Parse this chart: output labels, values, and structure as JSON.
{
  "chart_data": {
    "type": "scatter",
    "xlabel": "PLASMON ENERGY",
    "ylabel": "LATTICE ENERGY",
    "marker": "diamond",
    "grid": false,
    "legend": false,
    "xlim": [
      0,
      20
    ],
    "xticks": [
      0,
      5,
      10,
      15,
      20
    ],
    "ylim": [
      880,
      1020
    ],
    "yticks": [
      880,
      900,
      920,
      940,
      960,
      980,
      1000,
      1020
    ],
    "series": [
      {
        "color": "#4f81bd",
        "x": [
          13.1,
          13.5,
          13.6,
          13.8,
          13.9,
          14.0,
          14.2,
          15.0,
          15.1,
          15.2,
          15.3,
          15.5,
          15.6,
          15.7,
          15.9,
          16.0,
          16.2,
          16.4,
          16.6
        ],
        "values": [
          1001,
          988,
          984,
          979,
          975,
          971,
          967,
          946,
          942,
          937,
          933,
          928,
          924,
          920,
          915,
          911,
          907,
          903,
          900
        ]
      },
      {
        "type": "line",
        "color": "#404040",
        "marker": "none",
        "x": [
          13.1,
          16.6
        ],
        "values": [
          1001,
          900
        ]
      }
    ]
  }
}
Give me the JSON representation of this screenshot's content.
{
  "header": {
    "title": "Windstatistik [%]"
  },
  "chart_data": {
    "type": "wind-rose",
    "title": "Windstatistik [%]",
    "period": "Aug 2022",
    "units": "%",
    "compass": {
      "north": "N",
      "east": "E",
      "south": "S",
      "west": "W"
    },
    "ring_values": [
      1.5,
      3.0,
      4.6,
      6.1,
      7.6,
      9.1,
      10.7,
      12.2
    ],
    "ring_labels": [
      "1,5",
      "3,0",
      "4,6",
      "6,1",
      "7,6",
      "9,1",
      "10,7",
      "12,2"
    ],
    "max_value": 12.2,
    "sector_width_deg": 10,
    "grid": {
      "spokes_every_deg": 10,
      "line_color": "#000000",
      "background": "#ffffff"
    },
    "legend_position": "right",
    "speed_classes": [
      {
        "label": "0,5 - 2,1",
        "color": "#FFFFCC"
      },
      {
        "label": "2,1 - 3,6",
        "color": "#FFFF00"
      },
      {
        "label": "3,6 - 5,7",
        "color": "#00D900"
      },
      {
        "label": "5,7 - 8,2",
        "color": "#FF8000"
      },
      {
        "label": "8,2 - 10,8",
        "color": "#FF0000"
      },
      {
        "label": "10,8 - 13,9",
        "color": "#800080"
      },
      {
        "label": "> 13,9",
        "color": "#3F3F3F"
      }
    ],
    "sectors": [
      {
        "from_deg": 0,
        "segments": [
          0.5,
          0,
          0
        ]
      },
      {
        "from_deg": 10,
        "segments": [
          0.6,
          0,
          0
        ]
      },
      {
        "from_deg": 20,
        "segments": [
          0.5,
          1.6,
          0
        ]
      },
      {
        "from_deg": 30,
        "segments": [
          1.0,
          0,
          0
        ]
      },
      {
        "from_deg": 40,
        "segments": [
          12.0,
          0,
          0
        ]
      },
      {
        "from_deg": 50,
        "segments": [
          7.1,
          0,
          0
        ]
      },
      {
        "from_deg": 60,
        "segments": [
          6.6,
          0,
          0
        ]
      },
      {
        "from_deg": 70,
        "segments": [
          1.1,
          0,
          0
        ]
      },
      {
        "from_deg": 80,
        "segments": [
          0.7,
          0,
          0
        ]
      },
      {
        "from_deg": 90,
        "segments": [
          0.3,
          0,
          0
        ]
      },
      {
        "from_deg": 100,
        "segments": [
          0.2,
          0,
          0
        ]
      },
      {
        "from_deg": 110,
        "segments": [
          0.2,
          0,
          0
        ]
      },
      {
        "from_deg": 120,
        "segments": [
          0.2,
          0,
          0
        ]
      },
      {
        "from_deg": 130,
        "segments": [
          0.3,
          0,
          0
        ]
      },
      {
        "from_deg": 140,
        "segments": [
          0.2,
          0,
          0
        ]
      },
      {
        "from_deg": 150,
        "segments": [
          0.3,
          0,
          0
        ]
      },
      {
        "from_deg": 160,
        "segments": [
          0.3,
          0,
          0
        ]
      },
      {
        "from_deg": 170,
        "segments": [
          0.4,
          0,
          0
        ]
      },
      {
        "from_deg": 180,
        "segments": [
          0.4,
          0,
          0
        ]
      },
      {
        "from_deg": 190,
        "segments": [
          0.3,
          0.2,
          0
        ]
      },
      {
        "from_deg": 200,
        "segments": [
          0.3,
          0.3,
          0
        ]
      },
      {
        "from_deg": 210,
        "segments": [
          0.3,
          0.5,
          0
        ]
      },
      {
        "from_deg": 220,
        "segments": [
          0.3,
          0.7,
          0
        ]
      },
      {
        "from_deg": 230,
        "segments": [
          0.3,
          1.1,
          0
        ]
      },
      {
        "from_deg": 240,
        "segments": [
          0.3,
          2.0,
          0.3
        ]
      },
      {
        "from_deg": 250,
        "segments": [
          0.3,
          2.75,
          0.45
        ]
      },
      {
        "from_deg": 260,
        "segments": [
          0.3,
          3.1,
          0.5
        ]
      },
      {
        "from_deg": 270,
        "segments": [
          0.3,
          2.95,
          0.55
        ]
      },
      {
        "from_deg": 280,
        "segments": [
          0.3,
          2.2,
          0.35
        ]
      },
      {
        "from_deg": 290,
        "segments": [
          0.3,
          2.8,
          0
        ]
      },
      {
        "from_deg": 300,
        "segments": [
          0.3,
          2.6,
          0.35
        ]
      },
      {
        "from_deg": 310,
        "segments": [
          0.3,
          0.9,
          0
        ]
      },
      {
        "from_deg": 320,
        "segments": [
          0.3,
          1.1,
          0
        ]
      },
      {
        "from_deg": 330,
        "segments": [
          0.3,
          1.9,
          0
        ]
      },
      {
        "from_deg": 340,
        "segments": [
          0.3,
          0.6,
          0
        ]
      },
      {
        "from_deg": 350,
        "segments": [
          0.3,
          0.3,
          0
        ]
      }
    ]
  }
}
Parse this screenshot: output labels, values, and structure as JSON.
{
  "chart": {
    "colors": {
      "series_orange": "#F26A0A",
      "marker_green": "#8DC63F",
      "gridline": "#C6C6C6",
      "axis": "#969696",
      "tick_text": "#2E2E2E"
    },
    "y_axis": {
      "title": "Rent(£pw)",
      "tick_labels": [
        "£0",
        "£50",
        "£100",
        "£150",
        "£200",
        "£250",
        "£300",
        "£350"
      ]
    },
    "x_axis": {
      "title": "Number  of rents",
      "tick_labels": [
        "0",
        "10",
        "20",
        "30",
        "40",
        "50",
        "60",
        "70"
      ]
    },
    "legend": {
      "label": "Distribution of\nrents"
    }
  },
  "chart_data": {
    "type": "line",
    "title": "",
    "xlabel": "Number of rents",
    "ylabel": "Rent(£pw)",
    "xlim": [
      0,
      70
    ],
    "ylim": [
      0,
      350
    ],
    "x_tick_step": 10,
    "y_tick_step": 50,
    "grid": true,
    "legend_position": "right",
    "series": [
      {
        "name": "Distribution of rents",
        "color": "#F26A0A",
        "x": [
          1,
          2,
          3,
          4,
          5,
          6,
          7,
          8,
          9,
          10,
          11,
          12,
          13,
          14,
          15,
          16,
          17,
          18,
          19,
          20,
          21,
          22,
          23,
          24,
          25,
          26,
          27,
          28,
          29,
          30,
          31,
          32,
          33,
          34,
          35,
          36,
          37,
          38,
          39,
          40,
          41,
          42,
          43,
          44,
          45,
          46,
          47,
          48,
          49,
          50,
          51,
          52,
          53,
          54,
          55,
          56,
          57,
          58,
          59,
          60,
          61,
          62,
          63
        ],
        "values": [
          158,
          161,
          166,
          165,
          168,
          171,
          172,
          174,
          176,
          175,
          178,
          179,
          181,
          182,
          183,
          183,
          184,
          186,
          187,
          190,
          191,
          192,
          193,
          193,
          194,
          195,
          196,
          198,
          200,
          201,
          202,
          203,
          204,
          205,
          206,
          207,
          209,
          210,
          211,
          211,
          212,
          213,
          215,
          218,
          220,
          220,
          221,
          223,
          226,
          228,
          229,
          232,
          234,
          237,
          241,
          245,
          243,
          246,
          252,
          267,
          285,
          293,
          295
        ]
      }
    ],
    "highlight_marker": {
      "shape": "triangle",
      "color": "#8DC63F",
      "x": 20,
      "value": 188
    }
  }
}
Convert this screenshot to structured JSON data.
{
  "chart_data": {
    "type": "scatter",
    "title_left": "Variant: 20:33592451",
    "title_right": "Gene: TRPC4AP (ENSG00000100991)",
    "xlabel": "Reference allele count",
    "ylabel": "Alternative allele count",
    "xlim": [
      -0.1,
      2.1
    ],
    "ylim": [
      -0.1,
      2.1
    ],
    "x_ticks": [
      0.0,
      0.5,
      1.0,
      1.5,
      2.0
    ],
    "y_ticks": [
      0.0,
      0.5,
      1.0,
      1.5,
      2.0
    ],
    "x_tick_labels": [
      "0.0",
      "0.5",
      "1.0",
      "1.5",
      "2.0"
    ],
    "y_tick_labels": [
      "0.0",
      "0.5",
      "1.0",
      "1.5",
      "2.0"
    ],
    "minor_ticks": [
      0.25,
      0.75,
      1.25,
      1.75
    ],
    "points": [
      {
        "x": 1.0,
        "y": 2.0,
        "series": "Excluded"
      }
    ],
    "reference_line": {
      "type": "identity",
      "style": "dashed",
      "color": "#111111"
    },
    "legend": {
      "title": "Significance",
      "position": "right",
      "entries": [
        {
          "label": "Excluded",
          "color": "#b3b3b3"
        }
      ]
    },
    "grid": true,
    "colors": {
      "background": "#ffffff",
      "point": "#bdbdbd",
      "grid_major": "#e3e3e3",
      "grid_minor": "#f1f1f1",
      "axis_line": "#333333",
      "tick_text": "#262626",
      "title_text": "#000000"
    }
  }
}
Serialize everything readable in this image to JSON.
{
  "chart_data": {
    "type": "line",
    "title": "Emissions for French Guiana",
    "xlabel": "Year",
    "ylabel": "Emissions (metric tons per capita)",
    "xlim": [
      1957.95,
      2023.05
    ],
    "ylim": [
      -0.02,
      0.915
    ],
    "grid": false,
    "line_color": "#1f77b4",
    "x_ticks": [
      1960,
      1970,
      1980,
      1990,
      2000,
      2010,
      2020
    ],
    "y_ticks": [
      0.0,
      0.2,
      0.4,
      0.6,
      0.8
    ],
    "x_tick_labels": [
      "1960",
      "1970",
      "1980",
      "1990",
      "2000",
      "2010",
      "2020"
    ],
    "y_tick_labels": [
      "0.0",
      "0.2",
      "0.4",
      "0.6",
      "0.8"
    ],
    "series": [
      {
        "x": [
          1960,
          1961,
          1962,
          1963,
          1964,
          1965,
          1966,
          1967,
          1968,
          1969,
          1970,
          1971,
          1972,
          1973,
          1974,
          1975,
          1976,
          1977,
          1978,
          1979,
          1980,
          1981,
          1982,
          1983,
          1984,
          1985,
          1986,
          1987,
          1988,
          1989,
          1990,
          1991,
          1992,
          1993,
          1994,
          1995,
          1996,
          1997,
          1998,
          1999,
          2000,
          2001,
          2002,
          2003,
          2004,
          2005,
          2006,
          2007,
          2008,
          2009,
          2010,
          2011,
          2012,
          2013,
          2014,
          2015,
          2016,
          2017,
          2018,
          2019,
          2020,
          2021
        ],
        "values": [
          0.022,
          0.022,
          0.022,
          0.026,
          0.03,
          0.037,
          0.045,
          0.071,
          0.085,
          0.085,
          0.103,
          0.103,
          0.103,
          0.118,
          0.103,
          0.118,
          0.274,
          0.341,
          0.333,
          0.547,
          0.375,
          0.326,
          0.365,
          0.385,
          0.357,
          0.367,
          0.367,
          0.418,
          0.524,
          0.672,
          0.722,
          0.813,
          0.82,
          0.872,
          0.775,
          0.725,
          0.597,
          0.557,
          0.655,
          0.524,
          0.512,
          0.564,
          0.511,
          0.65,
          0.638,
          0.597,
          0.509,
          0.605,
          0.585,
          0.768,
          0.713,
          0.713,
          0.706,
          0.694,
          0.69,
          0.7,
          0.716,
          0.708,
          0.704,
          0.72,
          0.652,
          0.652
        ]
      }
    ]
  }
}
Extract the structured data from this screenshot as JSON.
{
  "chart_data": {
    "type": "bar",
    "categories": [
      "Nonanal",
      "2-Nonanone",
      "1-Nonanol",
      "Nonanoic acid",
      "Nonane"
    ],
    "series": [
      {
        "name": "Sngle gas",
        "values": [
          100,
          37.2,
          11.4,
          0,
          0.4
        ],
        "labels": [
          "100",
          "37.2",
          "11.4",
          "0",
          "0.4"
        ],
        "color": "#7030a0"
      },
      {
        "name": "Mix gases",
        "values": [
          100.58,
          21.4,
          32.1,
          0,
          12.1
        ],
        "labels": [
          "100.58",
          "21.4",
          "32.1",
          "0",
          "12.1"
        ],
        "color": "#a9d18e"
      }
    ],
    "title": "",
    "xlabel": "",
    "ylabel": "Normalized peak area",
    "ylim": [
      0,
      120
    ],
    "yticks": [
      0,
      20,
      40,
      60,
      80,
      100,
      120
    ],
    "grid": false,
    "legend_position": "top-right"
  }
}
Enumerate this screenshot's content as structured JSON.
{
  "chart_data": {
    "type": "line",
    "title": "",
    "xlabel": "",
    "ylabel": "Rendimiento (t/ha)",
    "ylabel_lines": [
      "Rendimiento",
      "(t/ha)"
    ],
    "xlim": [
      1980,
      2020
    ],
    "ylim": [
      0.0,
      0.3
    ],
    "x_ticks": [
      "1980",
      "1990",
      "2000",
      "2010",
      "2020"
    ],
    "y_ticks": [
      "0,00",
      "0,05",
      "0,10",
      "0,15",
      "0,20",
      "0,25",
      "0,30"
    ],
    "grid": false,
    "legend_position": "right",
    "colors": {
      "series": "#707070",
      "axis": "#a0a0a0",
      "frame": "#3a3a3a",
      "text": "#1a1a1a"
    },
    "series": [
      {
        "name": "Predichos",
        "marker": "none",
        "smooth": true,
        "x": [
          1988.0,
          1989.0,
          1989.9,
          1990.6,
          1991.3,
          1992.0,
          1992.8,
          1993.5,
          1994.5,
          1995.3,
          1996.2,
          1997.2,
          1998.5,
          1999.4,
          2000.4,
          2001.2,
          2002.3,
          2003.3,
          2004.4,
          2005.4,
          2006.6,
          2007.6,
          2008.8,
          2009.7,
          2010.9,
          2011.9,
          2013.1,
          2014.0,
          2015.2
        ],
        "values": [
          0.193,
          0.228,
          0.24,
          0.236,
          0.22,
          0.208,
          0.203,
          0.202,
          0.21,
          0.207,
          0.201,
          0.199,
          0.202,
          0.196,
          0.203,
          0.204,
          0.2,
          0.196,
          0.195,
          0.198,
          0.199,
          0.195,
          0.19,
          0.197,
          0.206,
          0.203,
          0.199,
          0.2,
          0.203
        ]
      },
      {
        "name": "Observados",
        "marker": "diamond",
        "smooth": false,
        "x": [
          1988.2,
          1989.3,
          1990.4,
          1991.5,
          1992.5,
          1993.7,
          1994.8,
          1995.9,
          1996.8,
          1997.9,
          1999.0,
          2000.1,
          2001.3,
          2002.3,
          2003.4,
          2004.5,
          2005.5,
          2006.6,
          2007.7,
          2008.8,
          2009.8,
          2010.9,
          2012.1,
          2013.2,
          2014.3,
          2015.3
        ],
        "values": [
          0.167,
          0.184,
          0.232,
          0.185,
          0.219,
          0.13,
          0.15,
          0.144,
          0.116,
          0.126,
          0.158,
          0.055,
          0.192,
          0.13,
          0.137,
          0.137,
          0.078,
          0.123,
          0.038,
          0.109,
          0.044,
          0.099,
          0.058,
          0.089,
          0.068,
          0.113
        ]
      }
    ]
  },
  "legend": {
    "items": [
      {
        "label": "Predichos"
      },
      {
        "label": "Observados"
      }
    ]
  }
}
◇ ◇ ◇
◆ EXERCISE GOAL
Among the lines of the material, find those that hold the word "Emissions" and copy them.

◆ REPLY TO THE EXERCISE
    "title": "Emissions for French Guiana",
    "ylabel": "Emissions (metric tons per capita)",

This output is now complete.